» The exercise:
Images should be left out, and everything else in the listing reproduced exactly.
◆ ◆ ◆ ◆
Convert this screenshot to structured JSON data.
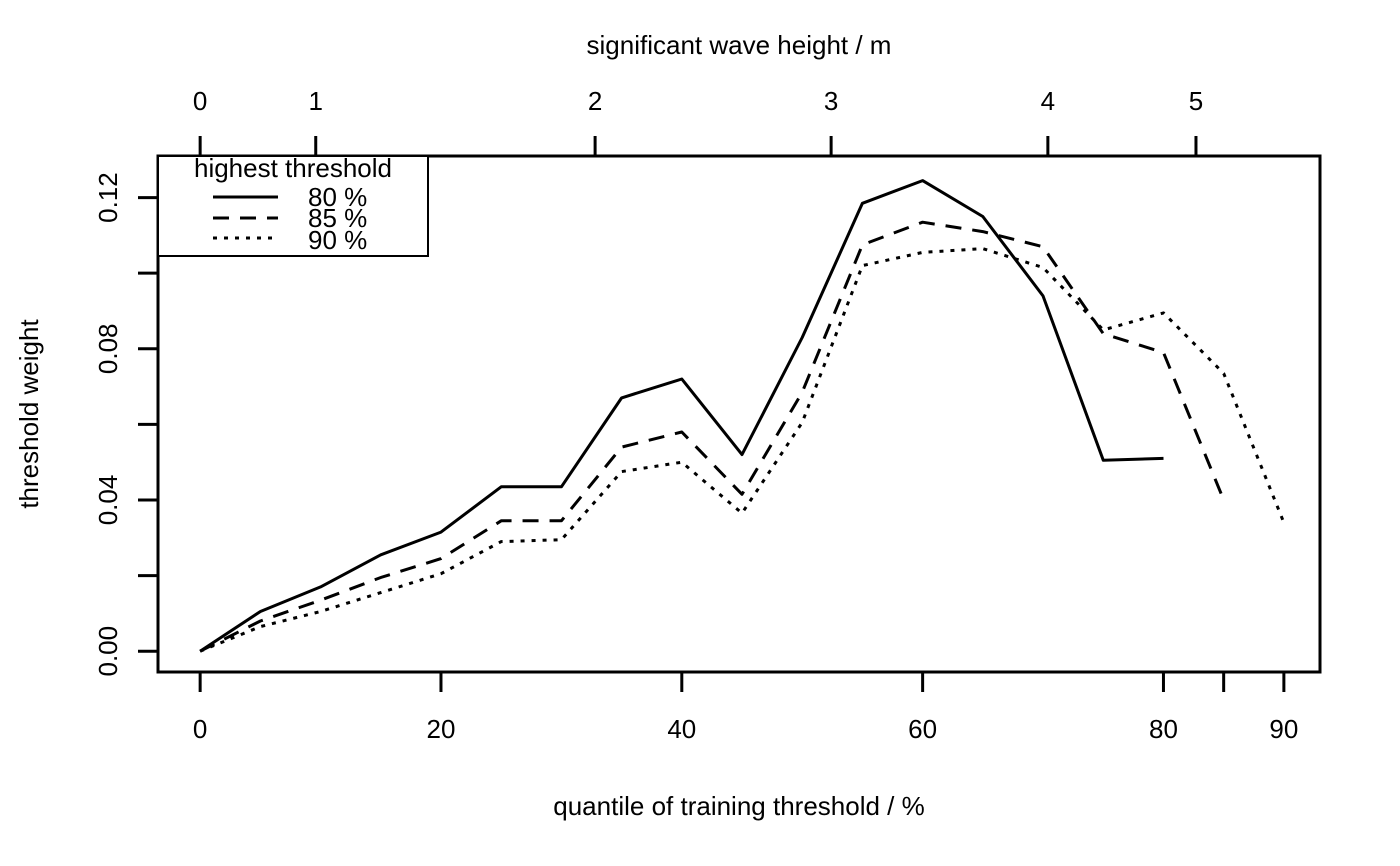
{
  "chart_data": {
    "type": "line",
    "xlabel": "quantile of training threshold / %",
    "ylabel": "threshold weight",
    "top_axis_label": "significant wave height / m",
    "xlim": [
      -3.5,
      93
    ],
    "ylim": [
      -0.0055,
      0.131
    ],
    "x_ticks": [
      0,
      20,
      40,
      60,
      80,
      85,
      90
    ],
    "x_tick_labels": [
      "0",
      "20",
      "40",
      "60",
      "80",
      "",
      "90"
    ],
    "y_ticks": [
      0.0,
      0.02,
      0.04,
      0.06,
      0.08,
      0.1,
      0.12
    ],
    "y_tick_labels": [
      "0.00",
      "",
      "0.04",
      "",
      "0.08",
      "",
      "0.12"
    ],
    "top_ticks": [
      0,
      9.6,
      32.8,
      52.4,
      70.4,
      82.7
    ],
    "top_tick_labels": [
      "0",
      "1",
      "2",
      "3",
      "4",
      "5"
    ],
    "legend": {
      "title": "highest threshold",
      "position": "top-left",
      "entries": [
        "80 %",
        "85 %",
        "90 %"
      ]
    },
    "series": [
      {
        "name": "80 %",
        "style": "solid",
        "x": [
          0,
          5,
          10,
          15,
          20,
          25,
          30,
          35,
          40,
          45,
          50,
          55,
          60,
          65,
          70,
          75,
          80
        ],
        "y": [
          0.0,
          0.0105,
          0.017,
          0.0255,
          0.0315,
          0.0435,
          0.0435,
          0.067,
          0.072,
          0.052,
          0.083,
          0.1185,
          0.1245,
          0.115,
          0.094,
          0.0505,
          0.051
        ]
      },
      {
        "name": "85 %",
        "style": "dashed",
        "x": [
          0,
          5,
          10,
          15,
          20,
          25,
          30,
          35,
          40,
          45,
          50,
          55,
          60,
          65,
          70,
          75,
          80,
          85
        ],
        "y": [
          0.0,
          0.008,
          0.0135,
          0.0195,
          0.0245,
          0.0345,
          0.0345,
          0.054,
          0.058,
          0.0415,
          0.0685,
          0.1075,
          0.1135,
          0.111,
          0.107,
          0.084,
          0.079,
          0.04
        ]
      },
      {
        "name": "90 %",
        "style": "dotted",
        "x": [
          0,
          5,
          10,
          15,
          20,
          25,
          30,
          35,
          40,
          45,
          50,
          55,
          60,
          65,
          70,
          75,
          80,
          85,
          90
        ],
        "y": [
          0.0,
          0.0065,
          0.0105,
          0.0155,
          0.0205,
          0.029,
          0.0295,
          0.0475,
          0.05,
          0.0365,
          0.0605,
          0.102,
          0.1055,
          0.1065,
          0.1015,
          0.085,
          0.0895,
          0.0735,
          0.034
        ]
      }
    ]
  }
}
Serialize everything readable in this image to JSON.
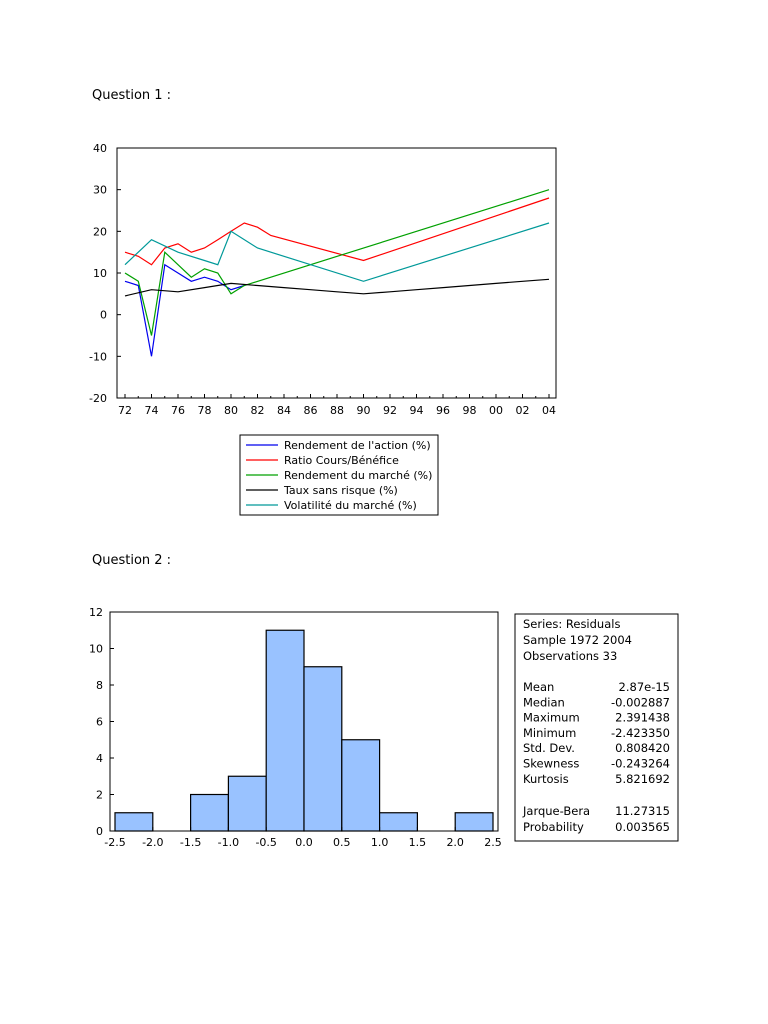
{
  "questions": {
    "q1_label": "Question 1 :",
    "q2_label": "Question 2 :"
  },
  "chart_data": [
    {
      "type": "line",
      "title": "",
      "xlabel": "",
      "ylabel": "",
      "xlim": [
        1972,
        2004
      ],
      "ylim": [
        -20,
        40
      ],
      "yticks": [
        40,
        30,
        20,
        10,
        0,
        -10,
        -20
      ],
      "yticklabels": [
        "40",
        "30",
        "20",
        "10",
        "0",
        "-10",
        "-20"
      ],
      "xticks": [
        1972,
        1974,
        1976,
        1978,
        1980,
        1982,
        1984,
        1986,
        1988,
        1990,
        1992,
        1994,
        1996,
        1998,
        2000,
        2002,
        2004
      ],
      "xticklabels": [
        "72",
        "74",
        "76",
        "78",
        "80",
        "82",
        "84",
        "86",
        "88",
        "90",
        "92",
        "94",
        "96",
        "98",
        "00",
        "02",
        "04"
      ],
      "series": [
        {
          "name": "Rendement de l'action (%)",
          "color": "#0000ee",
          "x": [
            1972,
            1973,
            1974,
            1975,
            1976,
            1977,
            1978,
            1979,
            1980,
            1981
          ],
          "y": [
            8,
            7,
            -10,
            12,
            10,
            8,
            9,
            8,
            6,
            7
          ]
        },
        {
          "name": "Ratio Cours/Bénéfice",
          "color": "#ff0000",
          "x": [
            1972,
            1973,
            1974,
            1975,
            1976,
            1977,
            1978,
            1979,
            1980,
            1981,
            1982,
            1983,
            1990,
            2004
          ],
          "y": [
            15,
            14,
            12,
            16,
            17,
            15,
            16,
            18,
            20,
            22,
            21,
            19,
            13,
            28
          ]
        },
        {
          "name": "Rendement du marché (%)",
          "color": "#00a000",
          "x": [
            1972,
            1973,
            1974,
            1975,
            1976,
            1977,
            1978,
            1979,
            1980,
            1981,
            2004
          ],
          "y": [
            10,
            8,
            -5,
            15,
            12,
            9,
            11,
            10,
            5,
            7,
            30
          ]
        },
        {
          "name": "Taux sans risque (%)",
          "color": "#000000",
          "x": [
            1972,
            1974,
            1976,
            1978,
            1980,
            1982,
            1984,
            1986,
            1988,
            1990,
            1992,
            1994,
            1996,
            1998,
            2000,
            2002,
            2004
          ],
          "y": [
            4.5,
            6,
            5.5,
            6.5,
            7.5,
            7,
            6.5,
            6,
            5.5,
            5,
            5.5,
            6,
            6.5,
            7,
            7.5,
            8,
            8.5
          ]
        },
        {
          "name": "Volatilité du marché (%)",
          "color": "#009999",
          "x": [
            1972,
            1974,
            1976,
            1978,
            1979,
            1980,
            1982,
            1990,
            2004
          ],
          "y": [
            12,
            18,
            15,
            13,
            12,
            20,
            16,
            8,
            22
          ]
        }
      ]
    },
    {
      "type": "bar",
      "title": "",
      "xlabel": "",
      "ylabel": "",
      "bins": [
        [
          -2.5,
          -2.0
        ],
        [
          -2.0,
          -1.5
        ],
        [
          -1.5,
          -1.0
        ],
        [
          -1.0,
          -0.5
        ],
        [
          -0.5,
          0.0
        ],
        [
          0.0,
          0.5
        ],
        [
          0.5,
          1.0
        ],
        [
          1.0,
          1.5
        ],
        [
          1.5,
          2.0
        ],
        [
          2.0,
          2.5
        ]
      ],
      "values": [
        1,
        0,
        2,
        3,
        11,
        9,
        5,
        1,
        0,
        1
      ],
      "xlim": [
        -2.5,
        2.5
      ],
      "ylim": [
        0,
        12
      ],
      "yticks": [
        0,
        2,
        4,
        6,
        8,
        10,
        12
      ],
      "yticklabels": [
        "0",
        "2",
        "4",
        "6",
        "8",
        "10",
        "12"
      ],
      "xticks": [
        -2.5,
        -2.0,
        -1.5,
        -1.0,
        -0.5,
        0.0,
        0.5,
        1.0,
        1.5,
        2.0,
        2.5
      ],
      "xticklabels": [
        "-2.5",
        "-2.0",
        "-1.5",
        "-1.0",
        "-0.5",
        "0.0",
        "0.5",
        "1.0",
        "1.5",
        "2.0",
        "2.5"
      ],
      "bar_color": "#99c2ff"
    }
  ],
  "stats": {
    "header": [
      "Series: Residuals",
      "Sample 1972 2004",
      "Observations 33"
    ],
    "rows": [
      {
        "label": "Mean",
        "value": "2.87e-15"
      },
      {
        "label": "Median",
        "value": "-0.002887"
      },
      {
        "label": "Maximum",
        "value": "2.391438"
      },
      {
        "label": "Minimum",
        "value": "-2.423350"
      },
      {
        "label": "Std. Dev.",
        "value": "0.808420"
      },
      {
        "label": "Skewness",
        "value": "-0.243264"
      },
      {
        "label": "Kurtosis",
        "value": "5.821692"
      }
    ],
    "jb_rows": [
      {
        "label": "Jarque-Bera",
        "value": "11.27315"
      },
      {
        "label": "Probability",
        "value": "0.003565"
      }
    ]
  }
}
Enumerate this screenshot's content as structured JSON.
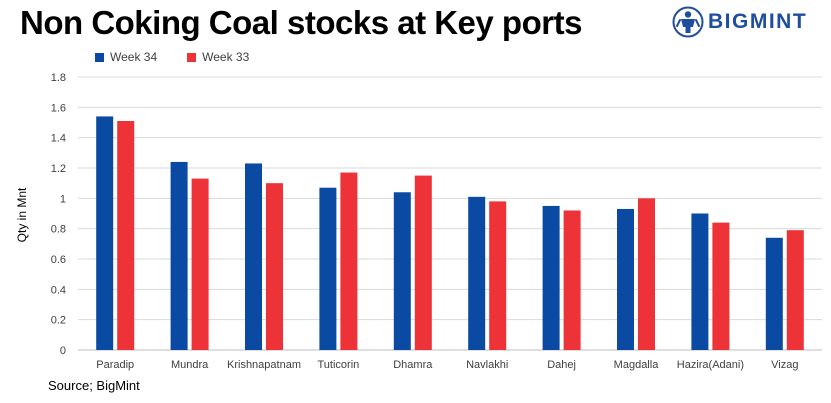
◆ ◆ ◆ ◆
» Exercise response:
Convert this screenshot to structured JSON data.
{
  "chart_data": {
    "type": "line",
    "xlabel": "quantile of training threshold / %",
    "ylabel": "threshold weight",
    "top_axis_label": "significant wave height / m",
    "xlim": [
      -3.5,
      93
    ],
    "ylim": [
      -0.0055,
      0.131
    ],
    "x_ticks": [
      0,
      20,
      40,
      60,
      80,
      85,
      90
    ],
    "x_tick_labels": [
      "0",
      "20",
      "40",
      "60",
      "80",
      "",
      "90"
    ],
    "y_ticks": [
      0.0,
      0.02,
      0.04,
      0.06,
      0.08,
      0.1,
      0.12
    ],
    "y_tick_labels": [
      "0.00",
      "",
      "0.04",
      "",
      "0.08",
      "",
      "0.12"
    ],
    "top_ticks": [
      0,
      9.6,
      32.8,
      52.4,
      70.4,
      82.7
    ],
    "top_tick_labels": [
      "0",
      "1",
      "2",
      "3",
      "4",
      "5"
    ],
    "legend": {
      "title": "highest threshold",
      "position": "top-left",
      "entries": [
        "80 %",
        "85 %",
        "90 %"
      ]
    },
    "series": [
      {
        "name": "80 %",
        "style": "solid",
        "x": [
          0,
          5,
          10,
          15,
          20,
          25,
          30,
          35,
          40,
          45,
          50,
          55,
          60,
          65,
          70,
          75,
          80
        ],
        "y": [
          0.0,
          0.0105,
          0.017,
          0.0255,
          0.0315,
          0.0435,
          0.0435,
          0.067,
          0.072,
          0.052,
          0.083,
          0.1185,
          0.1245,
          0.115,
          0.094,
          0.0505,
          0.051
        ]
      },
      {
        "name": "85 %",
        "style": "dashed",
        "x": [
          0,
          5,
          10,
          15,
          20,
          25,
          30,
          35,
          40,
          45,
          50,
          55,
          60,
          65,
          70,
          75,
          80,
          85
        ],
        "y": [
          0.0,
          0.008,
          0.0135,
          0.0195,
          0.0245,
          0.0345,
          0.0345,
          0.054,
          0.058,
          0.0415,
          0.0685,
          0.1075,
          0.1135,
          0.111,
          0.107,
          0.084,
          0.079,
          0.04
        ]
      },
      {
        "name": "90 %",
        "style": "dotted",
        "x": [
          0,
          5,
          10,
          15,
          20,
          25,
          30,
          35,
          40,
          45,
          50,
          55,
          60,
          65,
          70,
          75,
          80,
          85,
          90
        ],
        "y": [
          0.0,
          0.0065,
          0.0105,
          0.0155,
          0.0205,
          0.029,
          0.0295,
          0.0475,
          0.05,
          0.0365,
          0.0605,
          0.102,
          0.1055,
          0.1065,
          0.1015,
          0.085,
          0.0895,
          0.0735,
          0.034
        ]
      }
    ]
  }
}
Serialize everything readable in this image to JSON.
{
  "questions": {
    "q1_label": "Question 1 :",
    "q2_label": "Question 2 :"
  },
  "chart_data": [
    {
      "type": "line",
      "title": "",
      "xlabel": "",
      "ylabel": "",
      "xlim": [
        1972,
        2004
      ],
      "ylim": [
        -20,
        40
      ],
      "yticks": [
        40,
        30,
        20,
        10,
        0,
        -10,
        -20
      ],
      "yticklabels": [
        "40",
        "30",
        "20",
        "10",
        "0",
        "-10",
        "-20"
      ],
      "xticks": [
        1972,
        1974,
        1976,
        1978,
        1980,
        1982,
        1984,
        1986,
        1988,
        1990,
        1992,
        1994,
        1996,
        1998,
        2000,
        2002,
        2004
      ],
      "xticklabels": [
        "72",
        "74",
        "76",
        "78",
        "80",
        "82",
        "84",
        "86",
        "88",
        "90",
        "92",
        "94",
        "96",
        "98",
        "00",
        "02",
        "04"
      ],
      "series": [
        {
          "name": "Rendement de l'action (%)",
          "color": "#0000ee",
          "x": [
            1972,
            1973,
            1974,
            1975,
            1976,
            1977,
            1978,
            1979,
            1980,
            1981
          ],
          "y": [
            8,
            7,
            -10,
            12,
            10,
            8,
            9,
            8,
            6,
            7
          ]
        },
        {
          "name": "Ratio Cours/Bénéfice",
          "color": "#ff0000",
          "x": [
            1972,
            1973,
            1974,
            1975,
            1976,
            1977,
            1978,
            1979,
            1980,
            1981,
            1982,
            1983,
            1990,
            2004
          ],
          "y": [
            15,
            14,
            12,
            16,
            17,
            15,
            16,
            18,
            20,
            22,
            21,
            19,
            13,
            28
          ]
        },
        {
          "name": "Rendement du marché (%)",
          "color": "#00a000",
          "x": [
            1972,
            1973,
            1974,
            1975,
            1976,
            1977,
            1978,
            1979,
            1980,
            1981,
            2004
          ],
          "y": [
            10,
            8,
            -5,
            15,
            12,
            9,
            11,
            10,
            5,
            7,
            30
          ]
        },
        {
          "name": "Taux sans risque (%)",
          "color": "#000000",
          "x": [
            1972,
            1974,
            1976,
            1978,
            1980,
            1982,
            1984,
            1986,
            1988,
            1990,
            1992,
            1994,
            1996,
            1998,
            2000,
            2002,
            2004
          ],
          "y": [
            4.5,
            6,
            5.5,
            6.5,
            7.5,
            7,
            6.5,
            6,
            5.5,
            5,
            5.5,
            6,
            6.5,
            7,
            7.5,
            8,
            8.5
          ]
        },
        {
          "name": "Volatilité du marché (%)",
          "color": "#009999",
          "x": [
            1972,
            1974,
            1976,
            1978,
            1979,
            1980,
            1982,
            1990,
            2004
          ],
          "y": [
            12,
            18,
            15,
            13,
            12,
            20,
            16,
            8,
            22
          ]
        }
      ]
    },
    {
      "type": "bar",
      "title": "",
      "xlabel": "",
      "ylabel": "",
      "bins": [
        [
          -2.5,
          -2.0
        ],
        [
          -2.0,
          -1.5
        ],
        [
          -1.5,
          -1.0
        ],
        [
          -1.0,
          -0.5
        ],
        [
          -0.5,
          0.0
        ],
        [
          0.0,
          0.5
        ],
        [
          0.5,
          1.0
        ],
        [
          1.0,
          1.5
        ],
        [
          1.5,
          2.0
        ],
        [
          2.0,
          2.5
        ]
      ],
      "values": [
        1,
        0,
        2,
        3,
        11,
        9,
        5,
        1,
        0,
        1
      ],
      "xlim": [
        -2.5,
        2.5
      ],
      "ylim": [
        0,
        12
      ],
      "yticks": [
        0,
        2,
        4,
        6,
        8,
        10,
        12
      ],
      "yticklabels": [
        "0",
        "2",
        "4",
        "6",
        "8",
        "10",
        "12"
      ],
      "xticks": [
        -2.5,
        -2.0,
        -1.5,
        -1.0,
        -0.5,
        0.0,
        0.5,
        1.0,
        1.5,
        2.0,
        2.5
      ],
      "xticklabels": [
        "-2.5",
        "-2.0",
        "-1.5",
        "-1.0",
        "-0.5",
        "0.0",
        "0.5",
        "1.0",
        "1.5",
        "2.0",
        "2.5"
      ],
      "bar_color": "#99c2ff"
    }
  ],
  "stats": {
    "header": [
      "Series: Residuals",
      "Sample 1972 2004",
      "Observations 33"
    ],
    "rows": [
      {
        "label": "Mean",
        "value": "2.87e-15"
      },
      {
        "label": "Median",
        "value": "-0.002887"
      },
      {
        "label": "Maximum",
        "value": "2.391438"
      },
      {
        "label": "Minimum",
        "value": "-2.423350"
      },
      {
        "label": "Std. Dev.",
        "value": "0.808420"
      },
      {
        "label": "Skewness",
        "value": "-0.243264"
      },
      {
        "label": "Kurtosis",
        "value": "5.821692"
      }
    ],
    "jb_rows": [
      {
        "label": "Jarque-Bera",
        "value": "11.27315"
      },
      {
        "label": "Probability",
        "value": "0.003565"
      }
    ]
  }
}
Enumerate this screenshot's content as structured JSON.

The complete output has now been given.